In a world where central banks are unable to raise nominal raise interest rates, which have already been manipulated to remain below the rate of price inflation for the past decade, we are facing a future of permanently negative real interest rates (defined as interest rate less inflation). Combine that with a political environment where any constraints on spending seem to have been abandoned, with unprecedented stimulus packages and a political paradigm where serious spending cuts are anathema. What does that mean for inflation and, more importantly, for our way of life?
The first consequence is what is know as financial repression: central banks allow inflation to run and as prices go up, the value of the government’s debt decreases in real terms, effectively bailing the government out by the stealth tax of inflation, and, alongside it, helping the private sector deal with their unsustainable levels of debt too. A related term is fiscal dominance, the phenomenon of monetary policy being dominated by fiscal policy and the central banks focusing almost exclusively on financing the government’s budget deficits.
A logical consequence of fiscal dominance is that price rises eventually get out of control, inviting hyperinflation, as we have seen it in for example Venezuela. And this is most certainly what would happen in a modern market economy. But what if governments start manipulating not just money markets but other parts of the economy too? What if we are no longer living in a market economy?
Fractional reserve banking, as is the system in all modern economies, is a model of banking in which only a small part of bank lending is backed by actual cash. In other words, most of what we call broad money – all liquid forms of money, including bank deposits – are created by commercial banks through lending. So, one way for governments to control broad money, and in turn inflation, is to control bank credit and the rate at which it grows. And if that does not work, to introduce price caps in other markets. Government can simply force price inflation down by curtailing bank lending and forcing nominal price stability. What this means, in all likelihood, is that governments will allow inflation to go somewhat higher, to help them pay back the enormous debts they have accumulated and which they cannot possibly hope to repay by turning budget deficits t surpluses. But they will intervene heavily in the economy to prevent inflation from rising too much, and it is a strategy that might well prove successful for some time.

Data entries
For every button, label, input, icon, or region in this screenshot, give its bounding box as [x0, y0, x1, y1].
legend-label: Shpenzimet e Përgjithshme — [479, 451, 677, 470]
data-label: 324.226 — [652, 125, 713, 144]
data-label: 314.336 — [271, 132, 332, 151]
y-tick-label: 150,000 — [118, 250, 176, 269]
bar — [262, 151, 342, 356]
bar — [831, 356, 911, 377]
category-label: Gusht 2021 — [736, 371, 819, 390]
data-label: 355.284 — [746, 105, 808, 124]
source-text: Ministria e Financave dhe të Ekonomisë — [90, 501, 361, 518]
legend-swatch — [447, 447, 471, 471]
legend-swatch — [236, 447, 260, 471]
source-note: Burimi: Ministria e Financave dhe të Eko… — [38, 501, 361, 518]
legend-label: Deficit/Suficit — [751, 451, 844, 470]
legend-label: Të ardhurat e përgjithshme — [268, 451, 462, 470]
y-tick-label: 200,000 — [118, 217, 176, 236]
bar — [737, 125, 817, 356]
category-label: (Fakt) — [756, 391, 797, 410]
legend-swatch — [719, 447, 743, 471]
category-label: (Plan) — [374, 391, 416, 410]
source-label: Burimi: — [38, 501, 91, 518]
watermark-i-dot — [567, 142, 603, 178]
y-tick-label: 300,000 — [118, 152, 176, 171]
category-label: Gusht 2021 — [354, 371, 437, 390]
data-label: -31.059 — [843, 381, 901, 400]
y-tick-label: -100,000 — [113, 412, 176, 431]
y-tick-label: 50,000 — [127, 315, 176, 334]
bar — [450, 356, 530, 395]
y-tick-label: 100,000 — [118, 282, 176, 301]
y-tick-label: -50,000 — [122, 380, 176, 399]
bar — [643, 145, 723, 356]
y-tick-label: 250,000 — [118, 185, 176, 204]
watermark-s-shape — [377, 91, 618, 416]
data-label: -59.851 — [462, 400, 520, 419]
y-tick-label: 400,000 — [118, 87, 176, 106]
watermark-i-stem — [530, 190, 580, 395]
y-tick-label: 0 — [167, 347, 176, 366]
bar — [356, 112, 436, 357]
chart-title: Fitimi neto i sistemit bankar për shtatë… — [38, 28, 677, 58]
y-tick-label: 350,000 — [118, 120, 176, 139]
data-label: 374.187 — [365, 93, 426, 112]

_Explore the material_.
**A.** Based on the passage on inflation and financial repression, decide whether each statement agrees with it: (i) fiscal dominance means monetary policy is dominated by fiscal policy; (ii) under fractional reserve banking, most bank lending is backed by actual cash; (iii) Venezuela is given as an example of hyperinflation. Answer yes or no for each and quote the deciding words.
**B.** Write the next part of the passage on inflation and financial repression, picking up after its last sentence.
The records have no connection to the passage on inflation and financial repression.

_Outputs by task_.
**A.**
(i) Yes: "the phenomenon of monetary policy being dominated by fiscal policy"
(ii) No: "only a small part of bank lending is backed by actual cash"
(iii) Yes: "inviting hyperinflation, as we have seen it in for example Venezuela"

**B.**
That is a scenario almost as terrifying as hyperinflation: the abandonment of the largely free capitalist economy which has allowed unprecedented wealth creation to take place over the last couple of centuries, in favour of a system of state control where money doesn’t chase investment return but is allocated to favoured industries and well-connected people – crony capitalism. Free market capitalism has always been under attack, but in our lifetimes, the left has been much more successful in their efforts to grow the size of government than in challenging the fundamental paradigm of free markets. That started to change after the great financial crisis and the lockdown crisis will only accelerate this process – a process we can’t hope to hold back, because it isn’t just about political paradigm but driven by a grossly distorted economy that must eventually fail.